Saved data entries
☆ ☆ ☆ ☆ ☆ ☆ ☆
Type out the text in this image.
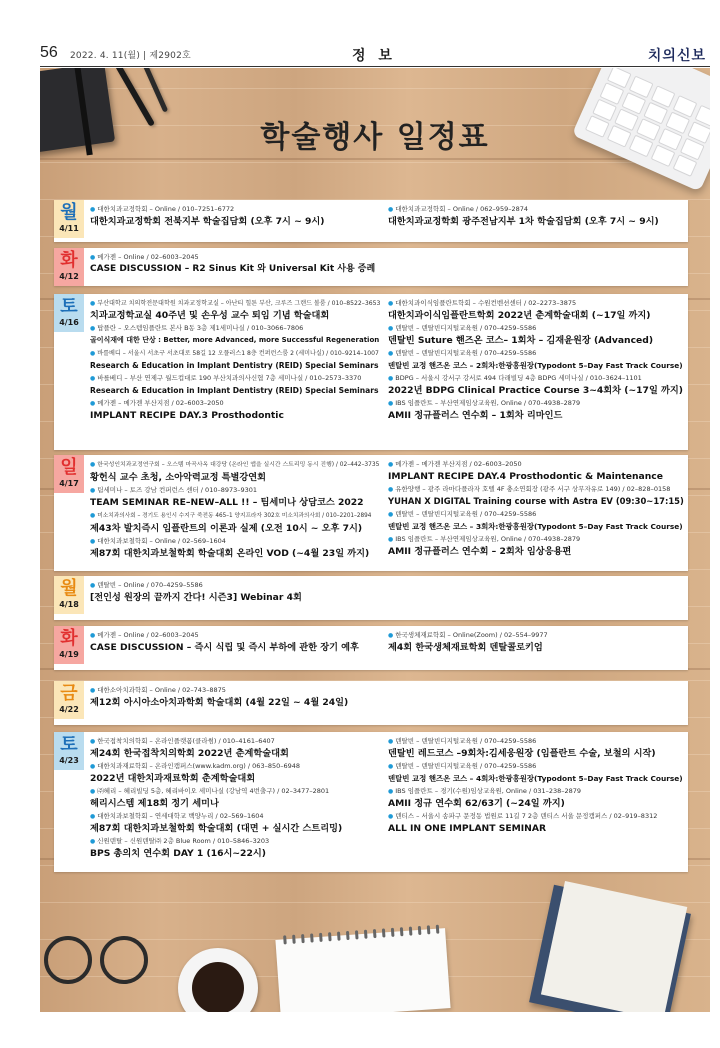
56 2022. 4. 11(월) | 제2902호	정 보	치의신보
학술행사 일정표
월
4/11
● 대한치과교정학회 – Online / 010–7251–6772
대한치과교정학회 전북지부 학술집담회 (오후 7시 ~ 9시)
● 대한치과교정학회 – Online / 062–959–2874
대한치과교정학회 광주전남지부 1차 학술집담회 (오후 7시 ~ 9시)
화
4/12
● 메가젠 – Online / 02–6003–2045
CASE DISCUSSION – R2 Sinus Kit 와 Universal Kit 사용 증례
토
4/16
● 부산대학교 치의학전문대학원 치과교정학교실 – 아난티 힐튼 부산, 크루즈 그랜드 볼룸 / 010–8522–3653
치과교정학교실 40주년 및 손우성 교수 퇴임 기념 학술대회
● 탑플란 – 오스템임플란트 본사 B동 3층 제1세미나실 / 010–3066–7806
골이식재에 대한 단상 : Better, more Advanced, more Successful Regeneration
● 바를베디 – 서울시 서초구 서초대로 58길 12 오플러스1 8층 컨퍼런스룸 2 (세미나실) / 010–9214–1007
Research & Education in Implant Dentistry (REID) Special Seminars
● 바를베디 – 부산 연제구 월드컵대로 190 부산치과의사신협 7층 세미나실 / 010–2573–3370
Research & Education in Implant Dentistry (REID) Special Seminars
● 메가젠 – 메가젠 부산지점 / 02–6003–2050
IMPLANT RECIPE DAY.3 Prosthodontic
● 대한치과이식임플란트학회 – 수원컨벤션센터 / 02–2273–3875
대한치과이식임플란트학회 2022년 춘계학술대회 (~17일 까지)
● 덴탈빈 – 덴탈빈디지털교육원 / 070–4259–5586
덴탈빈 Suture 핸즈온 코스– 1회차 – 김재윤원장 (Advanced)
● 덴탈빈 – 덴탈빈디지털교육원 / 070–4259–5586
덴탈빈 교정 핸즈온 코스 – 2회차:한광흥원장(Typodont 5–Day Fast Track Course)
● BDPG – 서울시 강서구 강서로 494 다래빌딩 4층 BDPG 세미나실 / 010–3624–1101
2022년 BDPG Clinical Practice Course 3~4회차 (~17일 까지)
● IBS 임플란트 – 부산연제임상교육원, Online / 070–4938–2879
AMII 정규플러스 연수회 – 1회차 리마인드
일
4/17
● 한국성인치과교정연구회 – 오스템 마곡사옥 대강당 (온라인 앱을 실시간 스트리밍 동시 진행) / 02–442–3735
황헌식 교수 초청, 소아악력교정 특별강연회
● 팀세미나 – 토즈 강남 컨퍼런스 센터 / 010–8973–9301
TEAM SEMINAR RE–NEW–ALL !! – 팀세미나 상담코스 2022
● 미소치과의사회 – 경기도 용인시 수지구 죽전동 465–1 양지프라자 302호 미소치과의사회 / 010–2201–2894
제43차 발치즉시 임플란트의 이론과 실제 (오전 10시 ~ 오후 7시)
● 대한치과보철학회 – Online / 02–569–1604
제87회 대한치과보철학회 학술대회 온라인 VOD (~4월 23일 까지)
● 메가젠 – 메가젠 부산지점 / 02–6003–2050
IMPLANT RECIPE DAY.4 Prosthodontic & Maintenance
● 유한양행 – 광주 라마다플라자 호텔 4F 충소연회장 (광주 서구 상무자유로 149) / 02–828–0158
YUHAN X DIGITAL Training course with Astra EV (09:30~17:15)
● 덴탈빈 – 덴탈빈디지털교육원 / 070–4259–5586
덴탈빈 교정 핸즈온 코스 – 3회차:한광흥원장(Typodont 5–Day Fast Track Course)
● IBS 임플란트 – 부산연제임상교육원, Online / 070–4938–2879
AMII 정규플러스 연수회 – 2회차 임상응용편
월
4/18
● 덴탈빈 – Online / 070–4259–5586
[전인성 원장의 끝까지 간다! 시즌3] Webinar 4회
화
4/19
● 메가젠 – Online / 02–6003–2045
CASE DISCUSSION – 즉시 식립 및 즉시 부하에 관한 장기 예후
● 한국생체재료학회 – Online(Zoom) / 02–554–9977
제4회 한국생체재료학회 덴탈콜로키엄
금
4/22
● 대한소아치과학회 – Online / 02–743–8875
제12회 아시아소아치과학회 학술대회 (4월 22일 ~ 4월 24일)
토
4/23
● 한국접착치의학회 – 온라인플랫폼(클라썸) / 010–4161–6407
제24회 한국접착치의학회 2022년 춘계학술대회
● 대한치과재료학회 – 온라인캠퍼스(www.kadm.org) / 063–850–6948
2022년 대한치과재료학회 춘계학술대회
● ㈜혜리 – 혜리빌딩 5층, 혜리바이오 세미나실 (강남역 4번출구) / 02–3477–2801
헤리시스템 제18회 정기 세미나
● 대한치과보철학회 – 연세대학교 백양누리 / 02–569–1604
제87회 대한치과보철학회 학술대회 (대면 + 실시간 스트리밍)
● 신원덴탈 – 신원덴탈㈜ 2층 Blue Room / 010–5846–3203
BPS 총의치 연수회 DAY 1 (16시~22시)
● 덴탈빈 – 덴탈빈디지털교육원 / 070–4259–5586
덴탈빈 레드코스 –9회차:김세웅원장 (임플란트 수술, 보철의 시작)
● 덴탈빈 – 덴탈빈디지털교육원 / 070–4259–5586
덴탈빈 교정 핸즈온 코스 – 4회차:한광흥원장(Typodont 5–Day Fast Track Course)
● IBS 임플란트 – 경기(수원)임상교육원, Online / 031–238–2879
AMII 정규 연수회 62/63기 (~24일 까지)
● 덴티스 – 서울시 송파구 문정동 법원로 11길 7 2층 덴티스 서울 문정캠퍼스 / 02–919–8312
ALL IN ONE IMPLANT SEMINAR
☆ ☆ ☆ ☆ ☆ ☆ ☆
WHAT TO DO: Output the lines above in full and exactly as given, omitting any pictures.

SOLUTION TO THE PROBLEM:
Type out the text in this image.
56 2022. 4. 11(월) | 제2902호	정 보	치의신보
학술행사 일정표
월
4/11
● 대한치과교정학회 – Online / 010–7251–6772
대한치과교정학회 전북지부 학술집담회 (오후 7시 ~ 9시)
● 대한치과교정학회 – Online / 062–959–2874
대한치과교정학회 광주전남지부 1차 학술집담회 (오후 7시 ~ 9시)
화
4/12
● 메가젠 – Online / 02–6003–2045
CASE DISCUSSION – R2 Sinus Kit 와 Universal Kit 사용 증례
토
4/16
● 부산대학교 치의학전문대학원 치과교정학교실 – 아난티 힐튼 부산, 크루즈 그랜드 볼룸 / 010–8522–3653
치과교정학교실 40주년 및 손우성 교수 퇴임 기념 학술대회
● 탑플란 – 오스템임플란트 본사 B동 3층 제1세미나실 / 010–3066–7806
골이식재에 대한 단상 : Better, more Advanced, more Successful Regeneration
● 바를베디 – 서울시 서초구 서초대로 58길 12 오플러스1 8층 컨퍼런스룸 2 (세미나실) / 010–9214–1007
Research & Education in Implant Dentistry (REID) Special Seminars
● 바를베디 – 부산 연제구 월드컵대로 190 부산치과의사신협 7층 세미나실 / 010–2573–3370
Research & Education in Implant Dentistry (REID) Special Seminars
● 메가젠 – 메가젠 부산지점 / 02–6003–2050
IMPLANT RECIPE DAY.3 Prosthodontic
● 대한치과이식임플란트학회 – 수원컨벤션센터 / 02–2273–3875
대한치과이식임플란트학회 2022년 춘계학술대회 (~17일 까지)
● 덴탈빈 – 덴탈빈디지털교육원 / 070–4259–5586
덴탈빈 Suture 핸즈온 코스– 1회차 – 김재윤원장 (Advanced)
● 덴탈빈 – 덴탈빈디지털교육원 / 070–4259–5586
덴탈빈 교정 핸즈온 코스 – 2회차:한광흥원장(Typodont 5–Day Fast Track Course)
● BDPG – 서울시 강서구 강서로 494 다래빌딩 4층 BDPG 세미나실 / 010–3624–1101
2022년 BDPG Clinical Practice Course 3~4회차 (~17일 까지)
● IBS 임플란트 – 부산연제임상교육원, Online / 070–4938–2879
AMII 정규플러스 연수회 – 1회차 리마인드
일
4/17
● 한국성인치과교정연구회 – 오스템 마곡사옥 대강당 (온라인 앱을 실시간 스트리밍 동시 진행) / 02–442–3735
황헌식 교수 초청, 소아악력교정 특별강연회
● 팀세미나 – 토즈 강남 컨퍼런스 센터 / 010–8973–9301
TEAM SEMINAR RE–NEW–ALL !! – 팀세미나 상담코스 2022
● 미소치과의사회 – 경기도 용인시 수지구 죽전동 465–1 양지프라자 302호 미소치과의사회 / 010–2201–2894
제43차 발치즉시 임플란트의 이론과 실제 (오전 10시 ~ 오후 7시)
● 대한치과보철학회 – Online / 02–569–1604
제87회 대한치과보철학회 학술대회 온라인 VOD (~4월 23일 까지)
● 메가젠 – 메가젠 부산지점 / 02–6003–2050
IMPLANT RECIPE DAY.4 Prosthodontic & Maintenance
● 유한양행 – 광주 라마다플라자 호텔 4F 충소연회장 (광주 서구 상무자유로 149) / 02–828–0158
YUHAN X DIGITAL Training course with Astra EV (09:30~17:15)
● 덴탈빈 – 덴탈빈디지털교육원 / 070–4259–5586
덴탈빈 교정 핸즈온 코스 – 3회차:한광흥원장(Typodont 5–Day Fast Track Course)
● IBS 임플란트 – 부산연제임상교육원, Online / 070–4938–2879
AMII 정규플러스 연수회 – 2회차 임상응용편
월
4/18
● 덴탈빈 – Online / 070–4259–5586
[전인성 원장의 끝까지 간다! 시즌3] Webinar 4회
화
4/19
● 메가젠 – Online / 02–6003–2045
CASE DISCUSSION – 즉시 식립 및 즉시 부하에 관한 장기 예후
● 한국생체재료학회 – Online(Zoom) / 02–554–9977
제4회 한국생체재료학회 덴탈콜로키엄
금
4/22
● 대한소아치과학회 – Online / 02–743–8875
제12회 아시아소아치과학회 학술대회 (4월 22일 ~ 4월 24일)
토
4/23
● 한국접착치의학회 – 온라인플랫폼(클라썸) / 010–4161–6407
제24회 한국접착치의학회 2022년 춘계학술대회
● 대한치과재료학회 – 온라인캠퍼스(www.kadm.org) / 063–850–6948
2022년 대한치과재료학회 춘계학술대회
● ㈜혜리 – 혜리빌딩 5층, 혜리바이오 세미나실 (강남역 4번출구) / 02–3477–2801
헤리시스템 제18회 정기 세미나
● 대한치과보철학회 – 연세대학교 백양누리 / 02–569–1604
제87회 대한치과보철학회 학술대회 (대면 + 실시간 스트리밍)
● 신원덴탈 – 신원덴탈㈜ 2층 Blue Room / 010–5846–3203
BPS 총의치 연수회 DAY 1 (16시~22시)
● 덴탈빈 – 덴탈빈디지털교육원 / 070–4259–5586
덴탈빈 레드코스 –9회차:김세웅원장 (임플란트 수술, 보철의 시작)
● 덴탈빈 – 덴탈빈디지털교육원 / 070–4259–5586
덴탈빈 교정 핸즈온 코스 – 4회차:한광흥원장(Typodont 5–Day Fast Track Course)
● IBS 임플란트 – 경기(수원)임상교육원, Online / 031–238–2879
AMII 정규 연수회 62/63기 (~24일 까지)
● 덴티스 – 서울시 송파구 문정동 법원로 11길 7 2층 덴티스 서울 문정캠퍼스 / 02–919–8312
ALL IN ONE IMPLANT SEMINAR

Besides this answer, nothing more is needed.